> **SET TASK**: Reply with one number only, the count of lines holding the string "Fecha".

[Data excerpts]

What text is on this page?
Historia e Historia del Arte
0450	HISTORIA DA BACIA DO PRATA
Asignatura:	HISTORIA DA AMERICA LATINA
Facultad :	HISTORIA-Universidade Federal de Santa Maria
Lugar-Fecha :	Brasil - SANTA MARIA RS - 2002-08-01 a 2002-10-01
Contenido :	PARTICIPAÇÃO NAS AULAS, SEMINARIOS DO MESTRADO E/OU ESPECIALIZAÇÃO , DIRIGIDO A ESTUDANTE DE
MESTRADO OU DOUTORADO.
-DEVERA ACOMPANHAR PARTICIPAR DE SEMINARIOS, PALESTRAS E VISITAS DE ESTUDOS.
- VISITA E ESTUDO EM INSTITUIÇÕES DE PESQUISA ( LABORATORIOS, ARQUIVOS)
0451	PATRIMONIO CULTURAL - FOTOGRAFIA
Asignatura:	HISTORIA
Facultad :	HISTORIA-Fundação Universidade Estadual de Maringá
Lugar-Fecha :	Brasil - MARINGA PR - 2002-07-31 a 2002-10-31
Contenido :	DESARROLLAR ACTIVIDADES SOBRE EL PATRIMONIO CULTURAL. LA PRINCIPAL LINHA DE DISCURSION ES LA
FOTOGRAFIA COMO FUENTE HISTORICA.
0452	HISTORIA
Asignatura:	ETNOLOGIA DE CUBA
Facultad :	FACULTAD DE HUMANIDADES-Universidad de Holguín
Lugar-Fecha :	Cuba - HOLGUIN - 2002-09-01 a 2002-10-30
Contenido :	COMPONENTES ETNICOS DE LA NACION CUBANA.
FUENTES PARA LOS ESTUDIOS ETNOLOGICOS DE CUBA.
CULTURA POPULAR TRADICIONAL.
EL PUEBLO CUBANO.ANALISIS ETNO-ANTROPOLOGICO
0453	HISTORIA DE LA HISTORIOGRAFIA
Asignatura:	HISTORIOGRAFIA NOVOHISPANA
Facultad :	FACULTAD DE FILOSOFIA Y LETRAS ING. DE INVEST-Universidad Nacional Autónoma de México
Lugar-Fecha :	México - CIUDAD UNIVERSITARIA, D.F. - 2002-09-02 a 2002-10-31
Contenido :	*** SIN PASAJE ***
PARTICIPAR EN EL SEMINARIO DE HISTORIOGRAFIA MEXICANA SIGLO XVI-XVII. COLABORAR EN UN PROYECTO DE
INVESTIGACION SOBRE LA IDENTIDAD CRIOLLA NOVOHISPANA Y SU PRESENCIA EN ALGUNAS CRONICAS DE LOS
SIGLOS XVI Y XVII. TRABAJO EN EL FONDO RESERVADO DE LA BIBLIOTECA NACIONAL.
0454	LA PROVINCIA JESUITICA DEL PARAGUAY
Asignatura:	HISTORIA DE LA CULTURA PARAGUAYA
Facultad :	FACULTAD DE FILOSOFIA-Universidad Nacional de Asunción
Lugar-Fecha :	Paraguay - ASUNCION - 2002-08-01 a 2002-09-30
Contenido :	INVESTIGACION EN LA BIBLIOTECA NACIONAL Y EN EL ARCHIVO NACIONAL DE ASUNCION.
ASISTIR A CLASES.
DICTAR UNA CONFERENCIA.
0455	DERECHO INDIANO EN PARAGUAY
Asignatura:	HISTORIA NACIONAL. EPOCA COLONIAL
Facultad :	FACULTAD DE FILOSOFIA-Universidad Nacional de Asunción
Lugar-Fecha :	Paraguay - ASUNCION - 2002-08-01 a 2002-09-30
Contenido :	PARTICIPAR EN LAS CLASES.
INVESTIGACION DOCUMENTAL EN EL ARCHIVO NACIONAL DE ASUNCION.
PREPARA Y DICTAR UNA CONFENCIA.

> **TASK RESULT**: 6